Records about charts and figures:

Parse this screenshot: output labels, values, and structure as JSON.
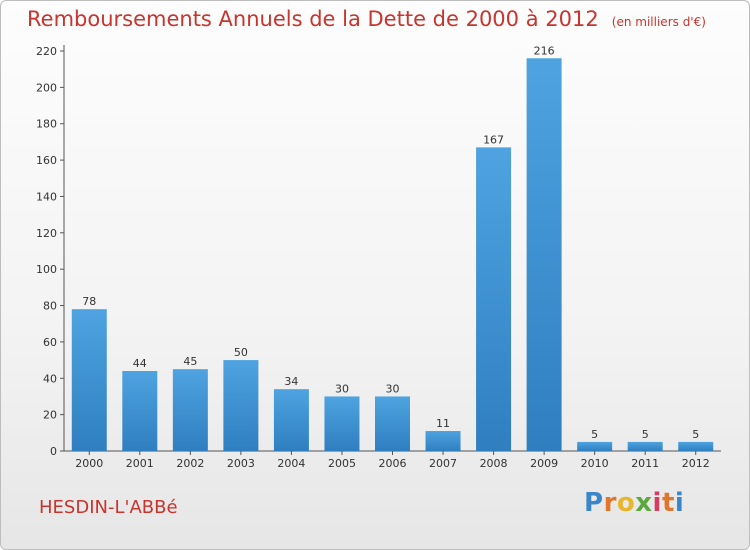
{
  "title": "Remboursements Annuels de la Dette de 2000 à 2012",
  "subtitle": "(en milliers d'€)",
  "commune": "HESDIN-L'ABBé",
  "logo": {
    "letters": [
      "P",
      "r",
      "o",
      "x",
      "i",
      "t",
      "i"
    ],
    "colors": [
      "#3b86c9",
      "#e0752d",
      "#e8b62c",
      "#5aa83e",
      "#d43d63",
      "#e0752d",
      "#3b86c9"
    ]
  },
  "colors": {
    "bar": "#4ea3e0",
    "bar_dark": "#2f7fc0",
    "title": "#c8342e"
  },
  "chart_data": {
    "type": "bar",
    "categories": [
      "2000",
      "2001",
      "2002",
      "2003",
      "2004",
      "2005",
      "2006",
      "2007",
      "2008",
      "2009",
      "2010",
      "2011",
      "2012"
    ],
    "values": [
      78,
      44,
      45,
      50,
      34,
      30,
      30,
      11,
      167,
      216,
      5,
      5,
      5
    ],
    "ylim": [
      0,
      220
    ],
    "yticks": [
      0,
      20,
      40,
      60,
      80,
      100,
      120,
      140,
      160,
      180,
      200,
      220
    ],
    "grid": false,
    "data_labels": true
  }
}
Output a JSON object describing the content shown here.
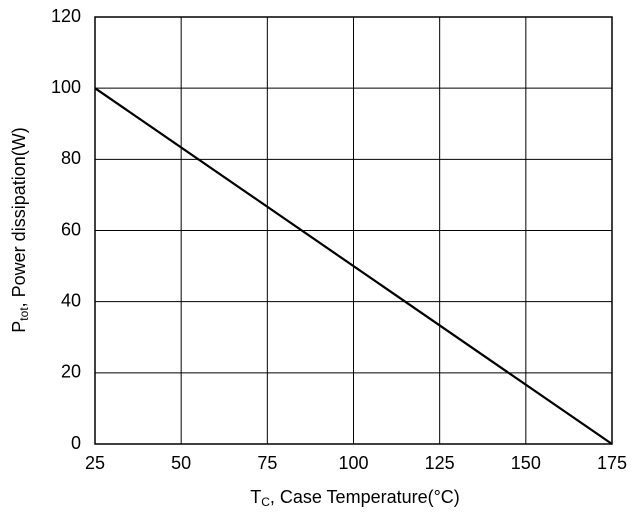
{
  "chart_data": {
    "type": "line",
    "x_label": {
      "symbol": "T",
      "subscript": "C",
      "text": ", Case Temperature(°C)"
    },
    "y_label": {
      "symbol": "P",
      "subscript": "tot",
      "text": ", Power dissipation(W)"
    },
    "x": [
      25,
      175
    ],
    "series": [
      {
        "color": "#000000",
        "values": [
          100,
          0
        ]
      }
    ],
    "xlim": [
      25,
      175
    ],
    "xticks": [
      25,
      50,
      75,
      100,
      125,
      150,
      175
    ],
    "ylim": [
      0,
      120
    ],
    "yticks": [
      0,
      20,
      40,
      60,
      80,
      100,
      120
    ],
    "grid": true
  }
}
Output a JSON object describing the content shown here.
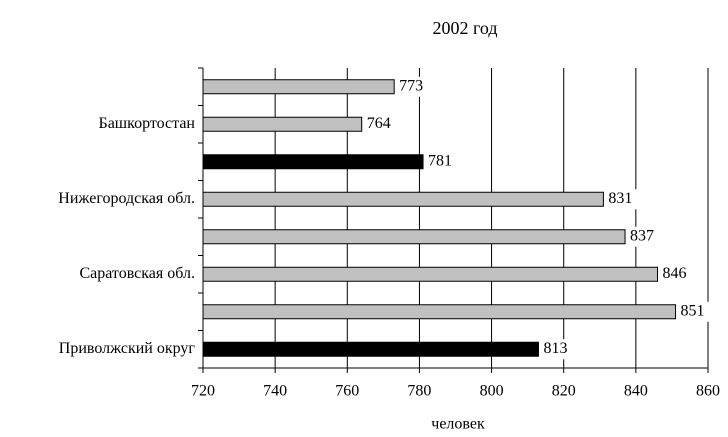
{
  "chart_data": {
    "type": "bar",
    "orientation": "horizontal",
    "title": "2002 год",
    "x_label": "человек",
    "categories": [
      null,
      "Башкортостан",
      null,
      "Нижегородская обл.",
      null,
      "Саратовская обл.",
      null,
      "Приволжский округ"
    ],
    "values": [
      773,
      764,
      781,
      831,
      837,
      846,
      851,
      813
    ],
    "colors": [
      "#c0c0c0",
      "#c0c0c0",
      "#000000",
      "#c0c0c0",
      "#c0c0c0",
      "#c0c0c0",
      "#c0c0c0",
      "#000000"
    ],
    "xlim": [
      720,
      860
    ],
    "xticks": [
      720,
      740,
      760,
      780,
      800,
      820,
      840,
      860
    ],
    "grid": true
  }
}
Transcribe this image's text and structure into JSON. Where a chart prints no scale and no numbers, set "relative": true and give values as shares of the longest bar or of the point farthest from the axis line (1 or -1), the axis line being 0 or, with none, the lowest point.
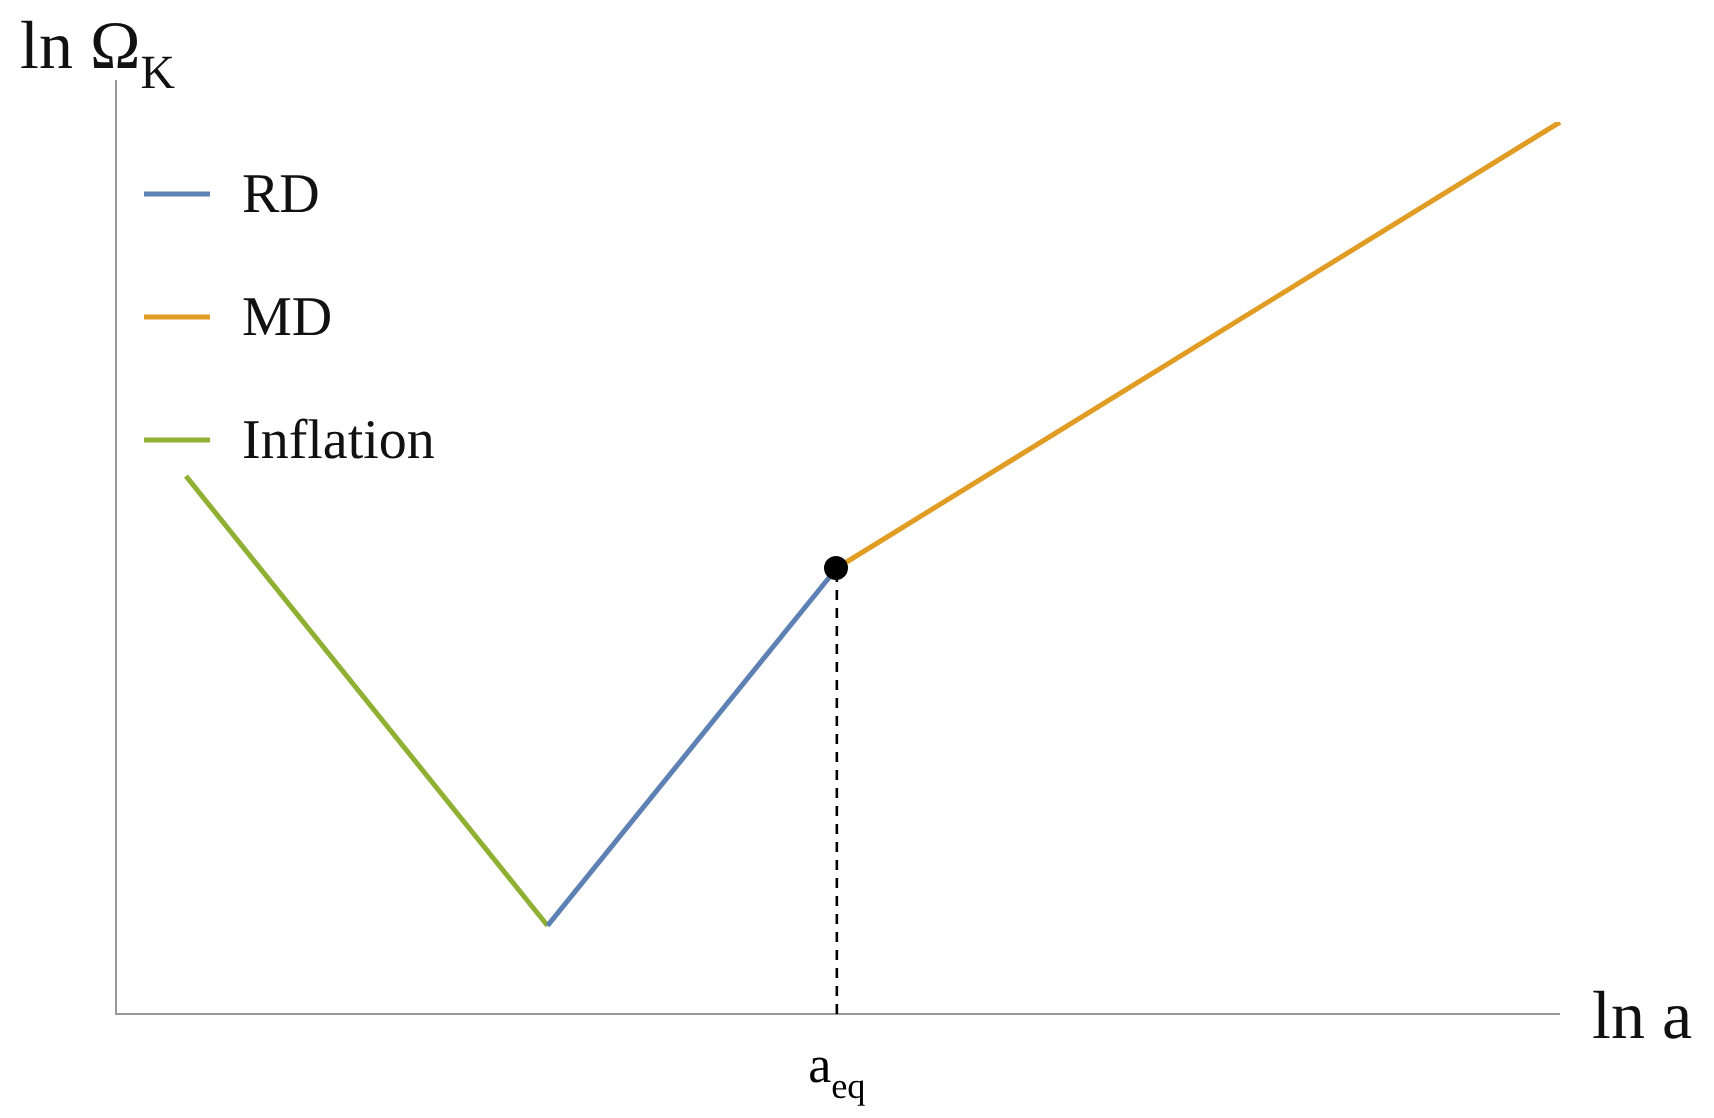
{
  "chart_data": {
    "type": "line",
    "relative": true,
    "xlabel": "ln a",
    "ylabel": "ln Ω$_{K}$",
    "legend": "top left",
    "categories": [
      null,
      null,
      null,
      null,
      null,
      null,
      null,
      null,
      null,
      null,
      null,
      null,
      null,
      null,
      null,
      null,
      null,
      null,
      null,
      null
    ],
    "series": [
      {
        "name": "RD",
        "color": "#5e81b5",
        "values": [
          null,
          null,
          null,
          null,
          null,
          0.099,
          null,
          null,
          null,
          0.5,
          null,
          null,
          null,
          null,
          null,
          null,
          null,
          null,
          null,
          null
        ]
      },
      {
        "name": "MD",
        "color": "#e19c24",
        "values": [
          null,
          null,
          null,
          null,
          null,
          null,
          null,
          null,
          null,
          0.5,
          null,
          null,
          null,
          null,
          null,
          null,
          null,
          null,
          null,
          1
        ]
      },
      {
        "name": "Inflation",
        "color": "#8fb032",
        "values": [
          0.603,
          null,
          null,
          null,
          null,
          0.099,
          null,
          null,
          null,
          null,
          null,
          null,
          null,
          null,
          null,
          null,
          null,
          null,
          null,
          null
        ]
      }
    ],
    "ref_lines": [
      {
        "axis": "x",
        "label": "a$_{eq}$",
        "line_style": "dashed",
        "color": "#000000"
      }
    ]
  }
}
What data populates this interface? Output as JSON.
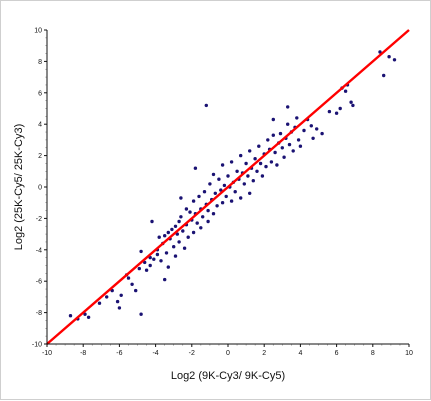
{
  "chart_data": {
    "type": "scatter",
    "title": "",
    "xlabel": "Log2 (9K-Cy3/ 9K-Cy5)",
    "ylabel": "Log2 (25K-Cy5/ 25K-Cy3)",
    "xlim": [
      -10,
      10
    ],
    "ylim": [
      -10,
      10
    ],
    "xticks": [
      -10,
      -8,
      -6,
      -4,
      -2,
      0,
      2,
      4,
      6,
      8,
      10
    ],
    "yticks": [
      -10,
      -8,
      -6,
      -4,
      -2,
      0,
      2,
      4,
      6,
      8,
      10
    ],
    "grid": false,
    "point_color": "#1a1273",
    "line_color": "#ff0000",
    "reference_line": {
      "x": [
        -10,
        10
      ],
      "y": [
        -10,
        10
      ]
    },
    "series": [
      {
        "points": [
          [
            -8.7,
            -8.2
          ],
          [
            -8.3,
            -8.4
          ],
          [
            -7.9,
            -8.1
          ],
          [
            -7.7,
            -8.3
          ],
          [
            -6.1,
            -7.3
          ],
          [
            -6.0,
            -7.7
          ],
          [
            -5.9,
            -6.9
          ],
          [
            -5.6,
            -5.6
          ],
          [
            -5.5,
            -5.8
          ],
          [
            -5.3,
            -6.2
          ],
          [
            -5.1,
            -6.6
          ],
          [
            -4.9,
            -5.2
          ],
          [
            -4.8,
            -4.1
          ],
          [
            -4.8,
            -8.1
          ],
          [
            -4.6,
            -4.8
          ],
          [
            -4.5,
            -5.3
          ],
          [
            -4.3,
            -4.5
          ],
          [
            -4.3,
            -5.0
          ],
          [
            -4.1,
            -4.6
          ],
          [
            -3.9,
            -4.0
          ],
          [
            -3.9,
            -4.3
          ],
          [
            -3.8,
            -3.2
          ],
          [
            -3.7,
            -4.7
          ],
          [
            -3.6,
            -3.6
          ],
          [
            -3.5,
            -3.1
          ],
          [
            -3.4,
            -4.2
          ],
          [
            -3.3,
            -2.9
          ],
          [
            -3.3,
            -5.1
          ],
          [
            -3.2,
            -3.3
          ],
          [
            -3.1,
            -2.7
          ],
          [
            -3.0,
            -3.8
          ],
          [
            -2.9,
            -2.5
          ],
          [
            -2.9,
            -4.4
          ],
          [
            -2.8,
            -3.0
          ],
          [
            -2.7,
            -2.2
          ],
          [
            -2.7,
            -3.5
          ],
          [
            -2.6,
            -1.9
          ],
          [
            -2.5,
            -2.8
          ],
          [
            -2.4,
            -3.9
          ],
          [
            -2.3,
            -1.4
          ],
          [
            -2.3,
            -2.4
          ],
          [
            -2.2,
            -3.2
          ],
          [
            -2.1,
            -1.6
          ],
          [
            -2.0,
            -2.1
          ],
          [
            -1.9,
            -0.9
          ],
          [
            -1.9,
            -2.9
          ],
          [
            -1.8,
            -1.7
          ],
          [
            -1.7,
            -2.3
          ],
          [
            -1.6,
            -0.6
          ],
          [
            -1.5,
            -1.4
          ],
          [
            -1.5,
            -2.6
          ],
          [
            -1.4,
            -1.9
          ],
          [
            -1.3,
            -0.3
          ],
          [
            -1.2,
            -1.1
          ],
          [
            -1.1,
            -2.2
          ],
          [
            -1.1,
            -1.5
          ],
          [
            -1.0,
            0.2
          ],
          [
            -0.9,
            -0.8
          ],
          [
            -0.8,
            -1.7
          ],
          [
            -0.8,
            0.8
          ],
          [
            -0.7,
            -0.4
          ],
          [
            -0.6,
            -1.2
          ],
          [
            -0.5,
            0.5
          ],
          [
            -0.4,
            -0.2
          ],
          [
            -0.3,
            -1.0
          ],
          [
            -0.3,
            1.4
          ],
          [
            -0.2,
            0.1
          ],
          [
            -0.1,
            -0.6
          ],
          [
            0.0,
            0.7
          ],
          [
            0.1,
            0.0
          ],
          [
            0.2,
            -0.9
          ],
          [
            0.2,
            1.6
          ],
          [
            0.3,
            0.3
          ],
          [
            0.4,
            -0.3
          ],
          [
            0.5,
            1.0
          ],
          [
            0.6,
            0.5
          ],
          [
            0.7,
            -0.7
          ],
          [
            0.7,
            2.0
          ],
          [
            0.8,
            0.9
          ],
          [
            0.9,
            0.2
          ],
          [
            1.0,
            1.5
          ],
          [
            1.1,
            0.7
          ],
          [
            1.2,
            -0.4
          ],
          [
            1.2,
            2.3
          ],
          [
            1.3,
            1.2
          ],
          [
            1.4,
            0.4
          ],
          [
            1.5,
            1.8
          ],
          [
            1.6,
            1.0
          ],
          [
            1.7,
            2.6
          ],
          [
            1.8,
            1.5
          ],
          [
            1.9,
            0.7
          ],
          [
            2.0,
            2.1
          ],
          [
            2.1,
            1.3
          ],
          [
            2.2,
            3.0
          ],
          [
            2.3,
            2.4
          ],
          [
            2.4,
            1.6
          ],
          [
            2.5,
            3.3
          ],
          [
            2.6,
            2.2
          ],
          [
            2.7,
            1.4
          ],
          [
            2.8,
            2.8
          ],
          [
            2.9,
            3.4
          ],
          [
            3.0,
            2.5
          ],
          [
            3.1,
            1.9
          ],
          [
            3.2,
            3.1
          ],
          [
            3.3,
            4.0
          ],
          [
            3.4,
            2.7
          ],
          [
            3.5,
            3.5
          ],
          [
            3.6,
            2.3
          ],
          [
            3.7,
            3.8
          ],
          [
            3.8,
            4.4
          ],
          [
            3.9,
            3.0
          ],
          [
            4.0,
            2.6
          ],
          [
            4.2,
            3.6
          ],
          [
            4.4,
            4.3
          ],
          [
            4.6,
            3.9
          ],
          [
            4.9,
            3.7
          ],
          [
            5.2,
            3.4
          ],
          [
            5.6,
            4.8
          ],
          [
            6.0,
            4.7
          ],
          [
            6.2,
            5.0
          ],
          [
            6.3,
            6.3
          ],
          [
            6.5,
            6.1
          ],
          [
            6.6,
            6.5
          ],
          [
            6.8,
            5.4
          ],
          [
            6.9,
            5.2
          ],
          [
            8.4,
            8.6
          ],
          [
            8.6,
            7.1
          ],
          [
            8.9,
            8.3
          ],
          [
            9.2,
            8.1
          ],
          [
            -1.2,
            5.2
          ],
          [
            -7.1,
            -7.4
          ],
          [
            -6.7,
            -7.0
          ],
          [
            -6.4,
            -6.6
          ],
          [
            3.3,
            5.1
          ],
          [
            4.7,
            3.1
          ],
          [
            2.5,
            4.3
          ],
          [
            -2.6,
            -0.7
          ],
          [
            -1.8,
            1.2
          ],
          [
            -4.2,
            -2.2
          ],
          [
            -3.5,
            -5.9
          ]
        ]
      }
    ]
  }
}
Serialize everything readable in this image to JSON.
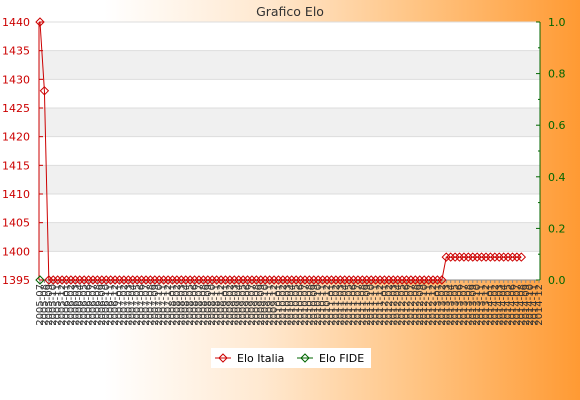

## [JOB]
Using the records above, find and show each line with the string "axis".

## [WRITTEN RESPONSE]
Transcribe this image's text and structure into JSON. Where a chart prints no scale and no numbers, set "relative": true and give values as shares of the longest bar or of the point farthest from the axis line (1 or -1), the axis line being 0 or, with none, the lowest point.
        "axis": "x",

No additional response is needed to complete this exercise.